» **What is needed**:
Scan the material below for the string "TradingView", and copy every line where it shows up.

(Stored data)
[start]
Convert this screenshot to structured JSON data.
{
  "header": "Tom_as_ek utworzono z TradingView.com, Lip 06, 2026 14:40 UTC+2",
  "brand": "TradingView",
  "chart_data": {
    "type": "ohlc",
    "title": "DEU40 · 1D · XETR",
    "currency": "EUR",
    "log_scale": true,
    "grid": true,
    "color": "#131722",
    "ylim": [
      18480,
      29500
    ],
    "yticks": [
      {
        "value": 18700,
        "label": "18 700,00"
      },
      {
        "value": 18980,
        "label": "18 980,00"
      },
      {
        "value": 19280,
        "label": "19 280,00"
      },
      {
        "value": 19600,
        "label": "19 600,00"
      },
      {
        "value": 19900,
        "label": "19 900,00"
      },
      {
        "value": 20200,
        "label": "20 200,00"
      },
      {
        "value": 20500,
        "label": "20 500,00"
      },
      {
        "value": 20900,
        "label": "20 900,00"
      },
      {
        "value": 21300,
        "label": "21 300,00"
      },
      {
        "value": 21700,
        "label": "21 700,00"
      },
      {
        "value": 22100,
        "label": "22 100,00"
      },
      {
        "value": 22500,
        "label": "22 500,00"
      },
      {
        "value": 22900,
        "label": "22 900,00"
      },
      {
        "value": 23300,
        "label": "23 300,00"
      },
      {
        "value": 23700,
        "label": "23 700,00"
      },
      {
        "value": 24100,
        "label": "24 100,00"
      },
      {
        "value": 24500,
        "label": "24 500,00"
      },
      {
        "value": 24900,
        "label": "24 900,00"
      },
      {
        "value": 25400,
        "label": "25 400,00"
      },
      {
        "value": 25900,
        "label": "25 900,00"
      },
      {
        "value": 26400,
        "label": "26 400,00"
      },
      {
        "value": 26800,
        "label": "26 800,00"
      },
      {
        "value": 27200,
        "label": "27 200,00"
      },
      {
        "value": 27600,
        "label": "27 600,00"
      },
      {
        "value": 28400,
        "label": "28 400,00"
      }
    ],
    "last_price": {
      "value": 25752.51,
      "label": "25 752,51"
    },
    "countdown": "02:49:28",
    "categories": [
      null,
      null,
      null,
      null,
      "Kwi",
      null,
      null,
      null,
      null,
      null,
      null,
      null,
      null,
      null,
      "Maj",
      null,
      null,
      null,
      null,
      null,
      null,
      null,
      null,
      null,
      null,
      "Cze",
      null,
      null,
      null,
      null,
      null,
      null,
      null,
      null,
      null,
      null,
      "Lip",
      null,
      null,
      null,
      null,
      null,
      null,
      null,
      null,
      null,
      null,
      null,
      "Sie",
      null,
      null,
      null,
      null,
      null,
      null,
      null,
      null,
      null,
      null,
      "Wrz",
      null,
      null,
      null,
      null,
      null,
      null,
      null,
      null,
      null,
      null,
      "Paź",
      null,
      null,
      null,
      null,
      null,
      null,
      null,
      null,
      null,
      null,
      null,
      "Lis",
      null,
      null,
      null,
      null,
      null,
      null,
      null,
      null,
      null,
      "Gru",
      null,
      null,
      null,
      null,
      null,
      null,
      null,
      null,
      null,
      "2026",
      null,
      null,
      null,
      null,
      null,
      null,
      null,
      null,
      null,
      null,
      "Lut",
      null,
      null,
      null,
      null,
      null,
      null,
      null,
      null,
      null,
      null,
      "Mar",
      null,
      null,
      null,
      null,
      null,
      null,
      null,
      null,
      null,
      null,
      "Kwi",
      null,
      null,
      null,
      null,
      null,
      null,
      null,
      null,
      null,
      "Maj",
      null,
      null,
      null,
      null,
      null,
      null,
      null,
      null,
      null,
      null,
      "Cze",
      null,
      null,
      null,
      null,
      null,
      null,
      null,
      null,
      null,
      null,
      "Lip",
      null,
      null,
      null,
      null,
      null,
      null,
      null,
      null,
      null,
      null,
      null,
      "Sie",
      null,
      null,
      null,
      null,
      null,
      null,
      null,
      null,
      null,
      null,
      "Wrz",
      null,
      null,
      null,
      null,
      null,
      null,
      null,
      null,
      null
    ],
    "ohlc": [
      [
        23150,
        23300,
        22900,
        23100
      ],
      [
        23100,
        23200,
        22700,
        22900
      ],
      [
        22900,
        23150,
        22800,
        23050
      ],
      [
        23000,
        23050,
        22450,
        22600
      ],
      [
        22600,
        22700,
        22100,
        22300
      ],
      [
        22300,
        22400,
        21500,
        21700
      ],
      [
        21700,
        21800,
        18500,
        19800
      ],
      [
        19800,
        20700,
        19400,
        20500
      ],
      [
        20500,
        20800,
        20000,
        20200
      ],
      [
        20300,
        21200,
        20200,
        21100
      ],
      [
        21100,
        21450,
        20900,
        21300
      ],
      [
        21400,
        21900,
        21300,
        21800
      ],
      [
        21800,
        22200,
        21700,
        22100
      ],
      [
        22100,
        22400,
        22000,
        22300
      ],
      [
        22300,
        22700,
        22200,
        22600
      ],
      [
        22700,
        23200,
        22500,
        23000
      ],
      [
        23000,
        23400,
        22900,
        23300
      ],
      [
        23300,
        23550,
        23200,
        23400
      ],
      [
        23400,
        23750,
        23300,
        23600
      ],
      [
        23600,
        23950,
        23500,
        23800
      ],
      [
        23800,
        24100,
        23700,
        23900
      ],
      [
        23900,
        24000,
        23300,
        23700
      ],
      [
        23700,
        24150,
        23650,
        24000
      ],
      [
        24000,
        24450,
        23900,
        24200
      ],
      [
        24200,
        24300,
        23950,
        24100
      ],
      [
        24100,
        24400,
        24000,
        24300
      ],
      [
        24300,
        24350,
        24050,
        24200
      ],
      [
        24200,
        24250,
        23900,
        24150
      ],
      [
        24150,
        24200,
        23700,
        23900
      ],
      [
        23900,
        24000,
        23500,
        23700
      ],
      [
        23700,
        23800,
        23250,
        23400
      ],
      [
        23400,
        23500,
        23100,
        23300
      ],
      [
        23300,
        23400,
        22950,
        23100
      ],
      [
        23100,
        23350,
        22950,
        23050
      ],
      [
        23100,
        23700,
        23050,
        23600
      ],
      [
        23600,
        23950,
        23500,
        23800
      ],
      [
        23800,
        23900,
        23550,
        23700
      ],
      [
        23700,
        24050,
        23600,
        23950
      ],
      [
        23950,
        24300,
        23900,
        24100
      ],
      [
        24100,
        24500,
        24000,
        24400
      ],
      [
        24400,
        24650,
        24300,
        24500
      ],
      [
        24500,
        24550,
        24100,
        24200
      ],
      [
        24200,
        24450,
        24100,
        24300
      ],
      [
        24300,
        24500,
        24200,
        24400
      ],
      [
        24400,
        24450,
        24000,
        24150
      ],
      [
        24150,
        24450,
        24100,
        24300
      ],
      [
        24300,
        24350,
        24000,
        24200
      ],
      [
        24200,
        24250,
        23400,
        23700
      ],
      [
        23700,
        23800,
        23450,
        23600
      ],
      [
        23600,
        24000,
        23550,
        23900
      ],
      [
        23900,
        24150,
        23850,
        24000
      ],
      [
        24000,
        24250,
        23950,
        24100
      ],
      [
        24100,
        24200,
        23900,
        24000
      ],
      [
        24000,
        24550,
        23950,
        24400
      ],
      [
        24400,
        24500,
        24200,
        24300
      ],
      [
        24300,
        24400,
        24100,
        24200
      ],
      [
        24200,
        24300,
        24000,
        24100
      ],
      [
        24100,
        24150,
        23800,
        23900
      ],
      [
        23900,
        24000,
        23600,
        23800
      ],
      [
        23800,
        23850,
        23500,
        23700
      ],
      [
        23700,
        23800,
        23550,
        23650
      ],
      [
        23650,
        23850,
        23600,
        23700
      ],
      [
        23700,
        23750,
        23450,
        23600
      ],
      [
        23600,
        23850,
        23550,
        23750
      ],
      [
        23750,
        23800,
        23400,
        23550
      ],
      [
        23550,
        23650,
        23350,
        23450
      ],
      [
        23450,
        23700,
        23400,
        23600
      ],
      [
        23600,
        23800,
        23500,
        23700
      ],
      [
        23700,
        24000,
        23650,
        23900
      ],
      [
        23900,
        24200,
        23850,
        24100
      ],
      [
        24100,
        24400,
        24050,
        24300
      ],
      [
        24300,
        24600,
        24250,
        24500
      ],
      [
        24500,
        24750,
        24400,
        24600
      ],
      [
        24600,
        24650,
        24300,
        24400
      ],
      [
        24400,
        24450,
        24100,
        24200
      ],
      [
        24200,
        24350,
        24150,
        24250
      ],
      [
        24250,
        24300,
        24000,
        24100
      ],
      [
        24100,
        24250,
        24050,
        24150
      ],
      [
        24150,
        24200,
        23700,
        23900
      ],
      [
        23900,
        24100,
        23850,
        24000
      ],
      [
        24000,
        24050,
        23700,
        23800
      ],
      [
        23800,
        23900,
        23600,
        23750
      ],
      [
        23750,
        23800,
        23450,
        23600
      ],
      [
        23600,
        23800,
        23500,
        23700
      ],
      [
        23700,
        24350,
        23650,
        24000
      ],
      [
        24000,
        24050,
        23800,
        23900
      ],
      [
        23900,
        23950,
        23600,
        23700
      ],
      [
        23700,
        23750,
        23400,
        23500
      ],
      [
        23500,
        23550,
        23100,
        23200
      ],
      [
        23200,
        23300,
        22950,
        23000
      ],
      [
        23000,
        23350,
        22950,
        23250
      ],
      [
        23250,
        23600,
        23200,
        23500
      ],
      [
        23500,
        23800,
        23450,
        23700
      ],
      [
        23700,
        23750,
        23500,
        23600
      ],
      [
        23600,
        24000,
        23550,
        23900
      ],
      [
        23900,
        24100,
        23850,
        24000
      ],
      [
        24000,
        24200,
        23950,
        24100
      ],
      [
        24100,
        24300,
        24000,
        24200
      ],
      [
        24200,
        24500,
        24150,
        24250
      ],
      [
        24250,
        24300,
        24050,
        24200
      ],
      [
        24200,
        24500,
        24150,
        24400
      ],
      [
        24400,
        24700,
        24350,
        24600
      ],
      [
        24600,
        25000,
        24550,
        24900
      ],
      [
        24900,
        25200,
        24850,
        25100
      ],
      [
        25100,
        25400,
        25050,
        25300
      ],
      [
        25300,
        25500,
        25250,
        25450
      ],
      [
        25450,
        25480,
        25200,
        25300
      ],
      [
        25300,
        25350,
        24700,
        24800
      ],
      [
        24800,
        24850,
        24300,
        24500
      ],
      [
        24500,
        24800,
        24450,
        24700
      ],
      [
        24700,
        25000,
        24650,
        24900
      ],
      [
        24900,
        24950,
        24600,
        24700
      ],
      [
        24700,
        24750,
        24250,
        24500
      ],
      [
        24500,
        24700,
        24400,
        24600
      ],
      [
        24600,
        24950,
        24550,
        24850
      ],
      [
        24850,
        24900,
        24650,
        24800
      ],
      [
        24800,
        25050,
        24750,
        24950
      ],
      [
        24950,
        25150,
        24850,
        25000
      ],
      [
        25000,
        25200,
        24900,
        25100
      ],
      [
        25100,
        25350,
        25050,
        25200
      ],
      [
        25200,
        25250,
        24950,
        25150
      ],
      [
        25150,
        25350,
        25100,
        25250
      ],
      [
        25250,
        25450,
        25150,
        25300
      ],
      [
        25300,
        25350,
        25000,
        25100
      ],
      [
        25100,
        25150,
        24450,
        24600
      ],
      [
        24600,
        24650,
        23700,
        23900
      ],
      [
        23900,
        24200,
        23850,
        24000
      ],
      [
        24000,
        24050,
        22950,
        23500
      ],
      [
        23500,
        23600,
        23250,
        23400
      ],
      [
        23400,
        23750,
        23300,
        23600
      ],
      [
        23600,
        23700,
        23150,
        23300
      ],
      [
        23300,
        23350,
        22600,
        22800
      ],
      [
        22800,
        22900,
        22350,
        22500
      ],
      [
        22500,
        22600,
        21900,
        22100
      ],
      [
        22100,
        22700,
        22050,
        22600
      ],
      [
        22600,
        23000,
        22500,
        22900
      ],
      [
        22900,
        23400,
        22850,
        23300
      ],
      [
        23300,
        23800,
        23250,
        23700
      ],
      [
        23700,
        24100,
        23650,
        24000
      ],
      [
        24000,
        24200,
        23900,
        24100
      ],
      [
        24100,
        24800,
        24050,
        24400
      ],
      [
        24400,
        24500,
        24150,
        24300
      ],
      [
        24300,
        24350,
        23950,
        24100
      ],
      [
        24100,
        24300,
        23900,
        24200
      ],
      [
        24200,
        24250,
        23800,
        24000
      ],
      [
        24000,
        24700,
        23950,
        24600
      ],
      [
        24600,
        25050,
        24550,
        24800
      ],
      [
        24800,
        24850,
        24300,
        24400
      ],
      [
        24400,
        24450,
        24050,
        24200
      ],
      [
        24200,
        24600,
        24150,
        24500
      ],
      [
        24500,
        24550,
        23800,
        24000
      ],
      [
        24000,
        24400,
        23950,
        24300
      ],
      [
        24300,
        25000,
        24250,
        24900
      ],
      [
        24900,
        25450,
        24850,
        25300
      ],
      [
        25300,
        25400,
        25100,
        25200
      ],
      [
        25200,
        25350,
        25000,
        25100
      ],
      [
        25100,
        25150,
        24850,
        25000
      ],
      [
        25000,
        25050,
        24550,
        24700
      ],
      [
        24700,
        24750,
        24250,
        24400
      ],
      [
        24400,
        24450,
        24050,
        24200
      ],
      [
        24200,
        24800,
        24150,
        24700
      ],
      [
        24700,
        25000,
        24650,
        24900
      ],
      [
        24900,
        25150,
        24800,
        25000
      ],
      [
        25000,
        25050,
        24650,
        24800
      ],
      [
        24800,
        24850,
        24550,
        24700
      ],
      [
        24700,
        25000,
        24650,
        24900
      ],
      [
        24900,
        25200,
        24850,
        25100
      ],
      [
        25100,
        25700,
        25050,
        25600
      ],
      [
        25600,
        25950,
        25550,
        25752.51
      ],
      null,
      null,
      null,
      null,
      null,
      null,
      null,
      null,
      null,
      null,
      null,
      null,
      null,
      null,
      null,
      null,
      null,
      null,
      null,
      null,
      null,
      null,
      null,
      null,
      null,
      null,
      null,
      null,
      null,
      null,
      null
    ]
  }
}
[end]
» **Written reply**:
  "header": "Tom_as_ek utworzono z TradingView.com, Lip 06, 2026 14:40 UTC+2",
  "brand": "TradingView",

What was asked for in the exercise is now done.